(Source records)
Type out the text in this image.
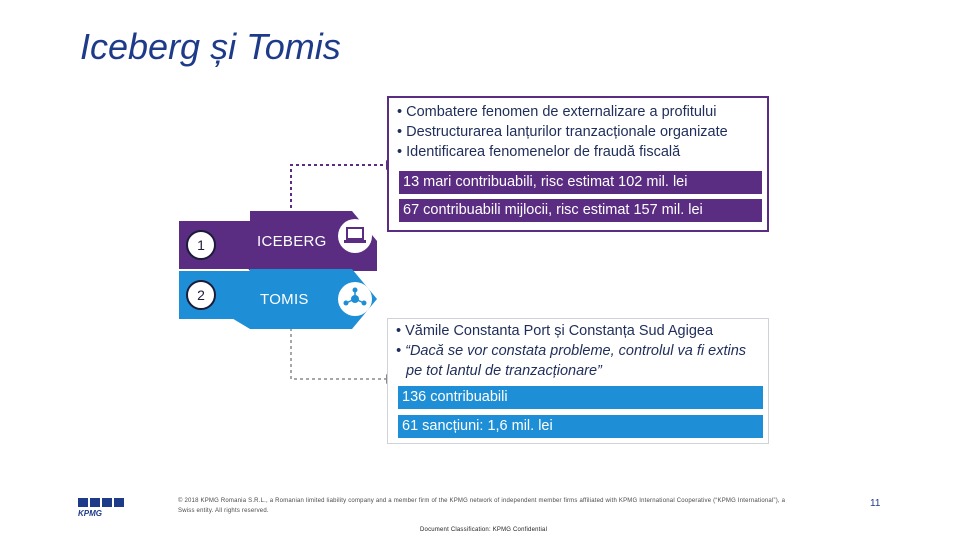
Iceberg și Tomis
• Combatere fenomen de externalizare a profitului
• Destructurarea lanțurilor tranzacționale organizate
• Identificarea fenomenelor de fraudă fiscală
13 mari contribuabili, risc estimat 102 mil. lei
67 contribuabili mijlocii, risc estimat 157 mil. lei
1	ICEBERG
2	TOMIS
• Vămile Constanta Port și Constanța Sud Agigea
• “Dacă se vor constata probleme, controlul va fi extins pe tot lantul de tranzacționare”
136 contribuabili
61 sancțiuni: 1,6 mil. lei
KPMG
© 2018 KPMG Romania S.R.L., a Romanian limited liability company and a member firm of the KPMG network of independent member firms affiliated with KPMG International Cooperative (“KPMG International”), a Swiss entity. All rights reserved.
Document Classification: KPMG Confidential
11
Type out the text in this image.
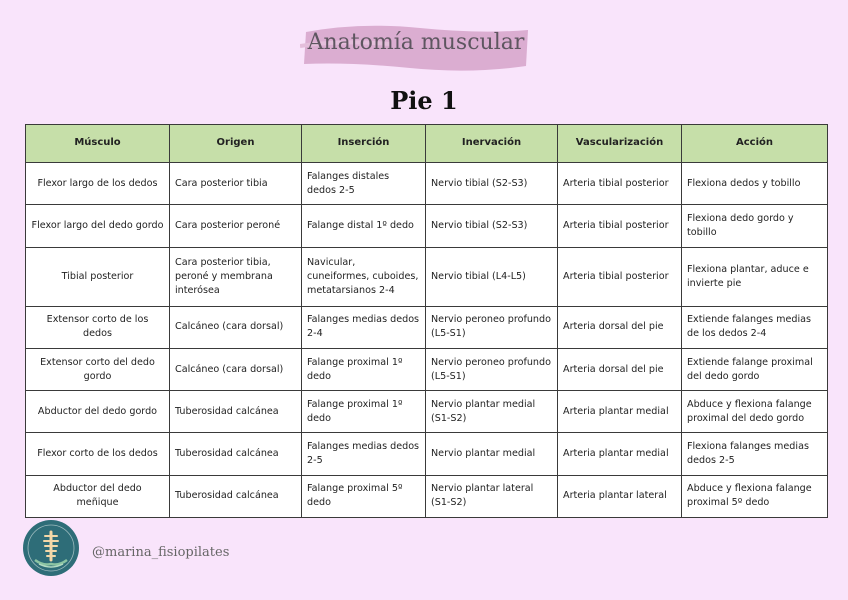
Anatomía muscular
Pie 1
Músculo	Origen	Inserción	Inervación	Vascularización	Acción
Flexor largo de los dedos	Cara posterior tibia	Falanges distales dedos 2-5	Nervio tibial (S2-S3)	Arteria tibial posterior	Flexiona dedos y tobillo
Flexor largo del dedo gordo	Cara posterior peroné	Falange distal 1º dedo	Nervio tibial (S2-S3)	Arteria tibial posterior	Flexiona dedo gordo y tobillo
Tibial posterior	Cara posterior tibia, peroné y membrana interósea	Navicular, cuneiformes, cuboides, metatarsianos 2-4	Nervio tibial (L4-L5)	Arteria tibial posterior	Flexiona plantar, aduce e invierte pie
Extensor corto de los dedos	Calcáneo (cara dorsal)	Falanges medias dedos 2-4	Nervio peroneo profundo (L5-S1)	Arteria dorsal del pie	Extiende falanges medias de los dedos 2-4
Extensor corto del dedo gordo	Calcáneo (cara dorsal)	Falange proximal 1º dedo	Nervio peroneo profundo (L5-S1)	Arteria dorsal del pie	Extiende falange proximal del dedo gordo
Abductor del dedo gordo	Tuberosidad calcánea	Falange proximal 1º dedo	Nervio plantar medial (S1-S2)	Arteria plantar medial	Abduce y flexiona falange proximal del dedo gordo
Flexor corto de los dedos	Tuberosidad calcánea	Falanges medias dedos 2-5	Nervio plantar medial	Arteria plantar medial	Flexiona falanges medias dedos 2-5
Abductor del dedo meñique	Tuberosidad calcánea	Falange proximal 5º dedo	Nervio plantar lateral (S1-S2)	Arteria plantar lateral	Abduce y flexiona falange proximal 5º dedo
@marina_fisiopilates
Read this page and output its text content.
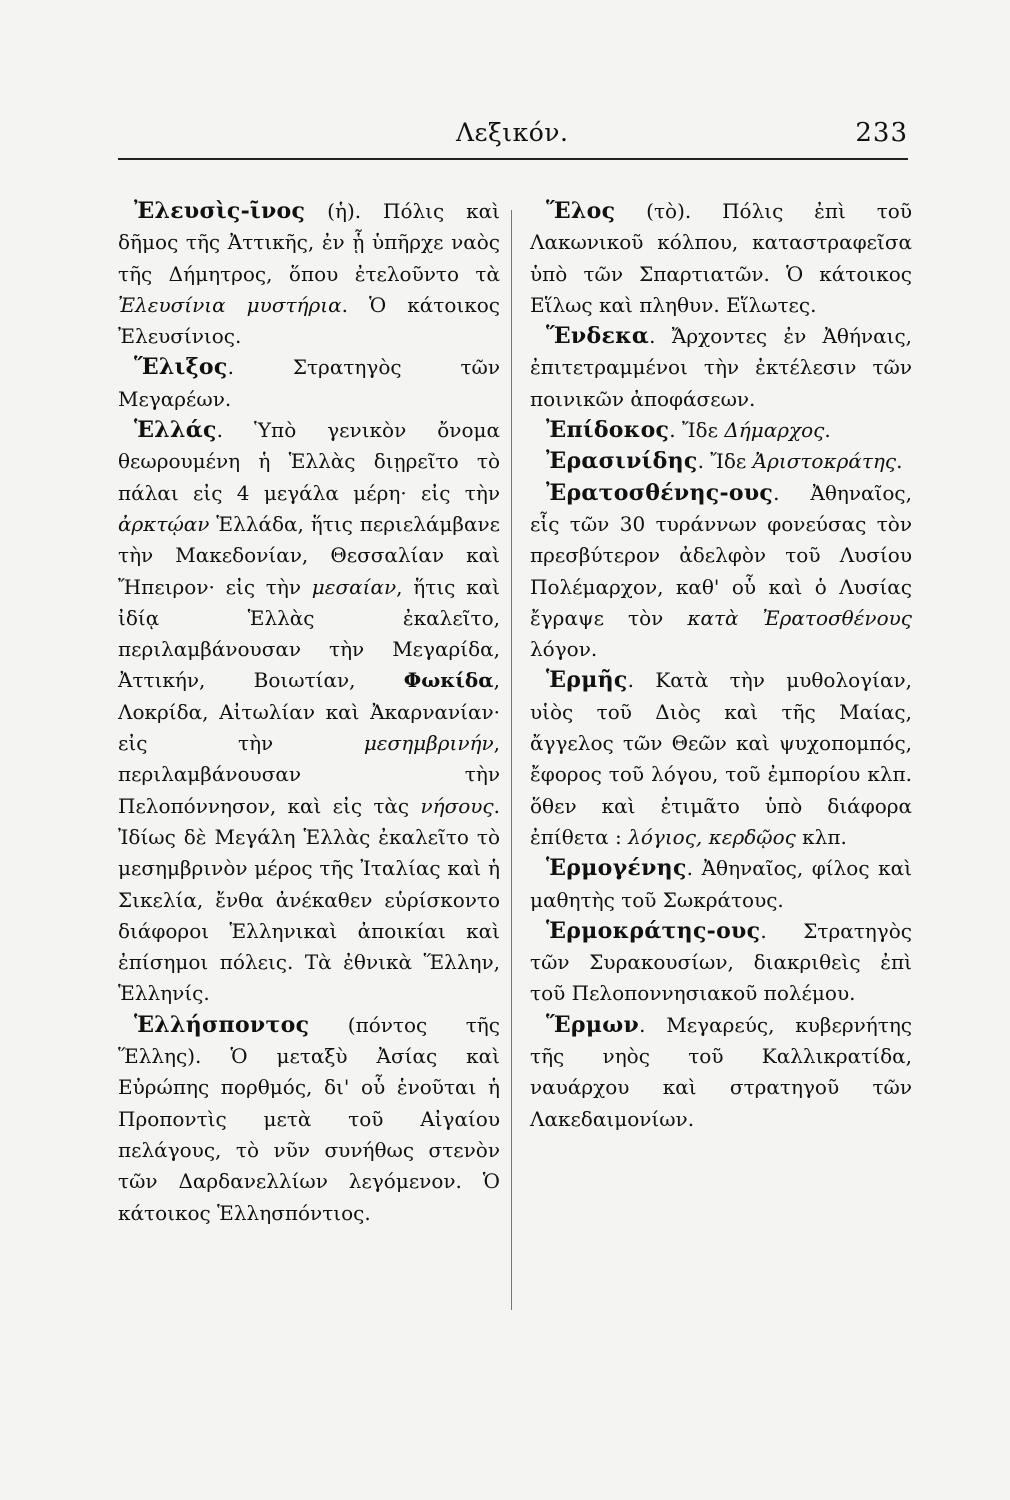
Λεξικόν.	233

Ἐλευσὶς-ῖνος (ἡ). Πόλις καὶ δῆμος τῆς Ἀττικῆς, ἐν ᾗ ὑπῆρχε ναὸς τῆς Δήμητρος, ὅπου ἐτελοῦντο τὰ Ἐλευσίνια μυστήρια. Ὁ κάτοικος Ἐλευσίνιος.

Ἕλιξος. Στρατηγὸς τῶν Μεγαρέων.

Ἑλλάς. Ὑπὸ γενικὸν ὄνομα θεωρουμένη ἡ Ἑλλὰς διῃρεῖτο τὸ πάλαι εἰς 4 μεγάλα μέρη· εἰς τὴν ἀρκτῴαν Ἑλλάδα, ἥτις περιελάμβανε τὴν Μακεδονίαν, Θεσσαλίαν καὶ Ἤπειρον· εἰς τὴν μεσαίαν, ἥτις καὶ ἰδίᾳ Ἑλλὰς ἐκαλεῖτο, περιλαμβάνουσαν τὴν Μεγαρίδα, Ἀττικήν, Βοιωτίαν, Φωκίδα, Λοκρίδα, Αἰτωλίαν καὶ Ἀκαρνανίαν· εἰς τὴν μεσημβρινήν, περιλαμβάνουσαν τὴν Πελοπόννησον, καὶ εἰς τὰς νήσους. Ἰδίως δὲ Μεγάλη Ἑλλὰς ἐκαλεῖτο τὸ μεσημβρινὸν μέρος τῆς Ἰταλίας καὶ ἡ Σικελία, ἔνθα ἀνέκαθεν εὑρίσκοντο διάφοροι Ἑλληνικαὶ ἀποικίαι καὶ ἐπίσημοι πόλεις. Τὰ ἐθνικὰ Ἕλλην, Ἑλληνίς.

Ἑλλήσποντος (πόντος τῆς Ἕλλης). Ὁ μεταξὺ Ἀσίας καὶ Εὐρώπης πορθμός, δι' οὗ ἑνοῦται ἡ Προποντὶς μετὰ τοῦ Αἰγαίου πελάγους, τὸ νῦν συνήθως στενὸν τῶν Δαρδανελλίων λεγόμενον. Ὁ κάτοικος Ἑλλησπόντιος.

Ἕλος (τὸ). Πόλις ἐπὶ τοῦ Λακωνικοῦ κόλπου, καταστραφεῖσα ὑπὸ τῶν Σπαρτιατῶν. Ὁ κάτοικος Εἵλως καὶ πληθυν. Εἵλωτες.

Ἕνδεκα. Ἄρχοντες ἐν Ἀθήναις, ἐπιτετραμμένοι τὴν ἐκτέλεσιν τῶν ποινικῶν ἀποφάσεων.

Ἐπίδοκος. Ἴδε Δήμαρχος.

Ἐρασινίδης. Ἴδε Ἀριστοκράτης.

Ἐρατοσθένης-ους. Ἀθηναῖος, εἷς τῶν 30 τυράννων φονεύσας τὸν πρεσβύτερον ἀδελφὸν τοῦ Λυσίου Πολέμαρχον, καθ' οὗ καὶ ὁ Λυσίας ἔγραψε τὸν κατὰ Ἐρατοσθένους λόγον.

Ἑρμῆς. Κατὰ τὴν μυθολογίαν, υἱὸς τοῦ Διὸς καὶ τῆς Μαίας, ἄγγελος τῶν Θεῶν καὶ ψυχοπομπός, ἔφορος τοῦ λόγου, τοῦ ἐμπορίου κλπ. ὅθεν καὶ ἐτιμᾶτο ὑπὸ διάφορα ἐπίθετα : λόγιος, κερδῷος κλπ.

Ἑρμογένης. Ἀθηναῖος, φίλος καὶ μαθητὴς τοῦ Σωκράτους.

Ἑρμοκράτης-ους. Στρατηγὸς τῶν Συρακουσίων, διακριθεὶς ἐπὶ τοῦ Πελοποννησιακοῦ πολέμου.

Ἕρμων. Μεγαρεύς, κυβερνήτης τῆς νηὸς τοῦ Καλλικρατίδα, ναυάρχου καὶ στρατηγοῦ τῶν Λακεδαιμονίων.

[WHAT IS EXPECTED]: The data above should be repeated exactly, minus any pictures.

[RESULT OF THE TASK]:
Type out the text in this image.
Iceberg și Tomis
• Combatere fenomen de externalizare a profitului
• Destructurarea lanțurilor tranzacționale organizate
• Identificarea fenomenelor de fraudă fiscală
13 mari contribuabili, risc estimat 102 mil. lei
67 contribuabili mijlocii, risc estimat 157 mil. lei
1	ICEBERG
2	TOMIS
• Vămile Constanta Port și Constanța Sud Agigea
• “Dacă se vor constata probleme, controlul va fi extins pe tot lantul de tranzacționare”
136 contribuabili
61 sancțiuni: 1,6 mil. lei
KPMG
© 2018 KPMG Romania S.R.L., a Romanian limited liability company and a member firm of the KPMG network of independent member firms affiliated with KPMG International Cooperative (“KPMG International”), a Swiss entity. All rights reserved.
Document Classification: KPMG Confidential
11
Type out the text in this image.
Anatomía muscular
Pie 1
Músculo	Origen	Inserción	Inervación	Vascularización	Acción
Flexor largo de los dedos	Cara posterior tibia	Falanges distales dedos 2-5	Nervio tibial (S2-S3)	Arteria tibial posterior	Flexiona dedos y tobillo
Flexor largo del dedo gordo	Cara posterior peroné	Falange distal 1º dedo	Nervio tibial (S2-S3)	Arteria tibial posterior	Flexiona dedo gordo y tobillo
Tibial posterior	Cara posterior tibia, peroné y membrana interósea	Navicular, cuneiformes, cuboides, metatarsianos 2-4	Nervio tibial (L4-L5)	Arteria tibial posterior	Flexiona plantar, aduce e invierte pie
Extensor corto de los dedos	Calcáneo (cara dorsal)	Falanges medias dedos 2-4	Nervio peroneo profundo (L5-S1)	Arteria dorsal del pie	Extiende falanges medias de los dedos 2-4
Extensor corto del dedo gordo	Calcáneo (cara dorsal)	Falange proximal 1º dedo	Nervio peroneo profundo (L5-S1)	Arteria dorsal del pie	Extiende falange proximal del dedo gordo
Abductor del dedo gordo	Tuberosidad calcánea	Falange proximal 1º dedo	Nervio plantar medial (S1-S2)	Arteria plantar medial	Abduce y flexiona falange proximal del dedo gordo
Flexor corto de los dedos	Tuberosidad calcánea	Falanges medias dedos 2-5	Nervio plantar medial	Arteria plantar medial	Flexiona falanges medias dedos 2-5
Abductor del dedo meñique	Tuberosidad calcánea	Falange proximal 5º dedo	Nervio plantar lateral (S1-S2)	Arteria plantar lateral	Abduce y flexiona falange proximal 5º dedo
@marina_fisiopilates
Read this page and output its text content.
Λεξικόν.	233

Ἐλευσὶς-ῖνος (ἡ). Πόλις καὶ δῆμος τῆς Ἀττικῆς, ἐν ᾗ ὑπῆρχε ναὸς τῆς Δήμητρος, ὅπου ἐτελοῦντο τὰ Ἐλευσίνια μυστήρια. Ὁ κάτοικος Ἐλευσίνιος.

Ἕλιξος. Στρατηγὸς τῶν Μεγαρέων.

Ἑλλάς. Ὑπὸ γενικὸν ὄνομα θεωρουμένη ἡ Ἑλλὰς διῃρεῖτο τὸ πάλαι εἰς 4 μεγάλα μέρη· εἰς τὴν ἀρκτῴαν Ἑλλάδα, ἥτις περιελάμβανε τὴν Μακεδονίαν, Θεσσαλίαν καὶ Ἤπειρον· εἰς τὴν μεσαίαν, ἥτις καὶ ἰδίᾳ Ἑλλὰς ἐκαλεῖτο, περιλαμβάνουσαν τὴν Μεγαρίδα, Ἀττικήν, Βοιωτίαν, Φωκίδα, Λοκρίδα, Αἰτωλίαν καὶ Ἀκαρνανίαν· εἰς τὴν μεσημβρινήν, περιλαμβάνουσαν τὴν Πελοπόννησον, καὶ εἰς τὰς νήσους. Ἰδίως δὲ Μεγάλη Ἑλλὰς ἐκαλεῖτο τὸ μεσημβρινὸν μέρος τῆς Ἰταλίας καὶ ἡ Σικελία, ἔνθα ἀνέκαθεν εὑρίσκοντο διάφοροι Ἑλληνικαὶ ἀποικίαι καὶ ἐπίσημοι πόλεις. Τὰ ἐθνικὰ Ἕλλην, Ἑλληνίς.

Ἑλλήσποντος (πόντος τῆς Ἕλλης). Ὁ μεταξὺ Ἀσίας καὶ Εὐρώπης πορθμός, δι' οὗ ἑνοῦται ἡ Προποντὶς μετὰ τοῦ Αἰγαίου πελάγους, τὸ νῦν συνήθως στενὸν τῶν Δαρδανελλίων λεγόμενον. Ὁ κάτοικος Ἑλλησπόντιος.

Ἕλος (τὸ). Πόλις ἐπὶ τοῦ Λακωνικοῦ κόλπου, καταστραφεῖσα ὑπὸ τῶν Σπαρτιατῶν. Ὁ κάτοικος Εἵλως καὶ πληθυν. Εἵλωτες.

Ἕνδεκα. Ἄρχοντες ἐν Ἀθήναις, ἐπιτετραμμένοι τὴν ἐκτέλεσιν τῶν ποινικῶν ἀποφάσεων.

Ἐπίδοκος. Ἴδε Δήμαρχος.

Ἐρασινίδης. Ἴδε Ἀριστοκράτης.

Ἐρατοσθένης-ους. Ἀθηναῖος, εἷς τῶν 30 τυράννων φονεύσας τὸν πρεσβύτερον ἀδελφὸν τοῦ Λυσίου Πολέμαρχον, καθ' οὗ καὶ ὁ Λυσίας ἔγραψε τὸν κατὰ Ἐρατοσθένους λόγον.

Ἑρμῆς. Κατὰ τὴν μυθολογίαν, υἱὸς τοῦ Διὸς καὶ τῆς Μαίας, ἄγγελος τῶν Θεῶν καὶ ψυχοπομπός, ἔφορος τοῦ λόγου, τοῦ ἐμπορίου κλπ. ὅθεν καὶ ἐτιμᾶτο ὑπὸ διάφορα ἐπίθετα : λόγιος, κερδῷος κλπ.

Ἑρμογένης. Ἀθηναῖος, φίλος καὶ μαθητὴς τοῦ Σωκράτους.

Ἑρμοκράτης-ους. Στρατηγὸς τῶν Συρακουσίων, διακριθεὶς ἐπὶ τοῦ Πελοποννησιακοῦ πολέμου.

Ἕρμων. Μεγαρεύς, κυβερνήτης τῆς νηὸς τοῦ Καλλικρατίδα, ναυάρχου καὶ στρατηγοῦ τῶν Λακεδαιμονίων.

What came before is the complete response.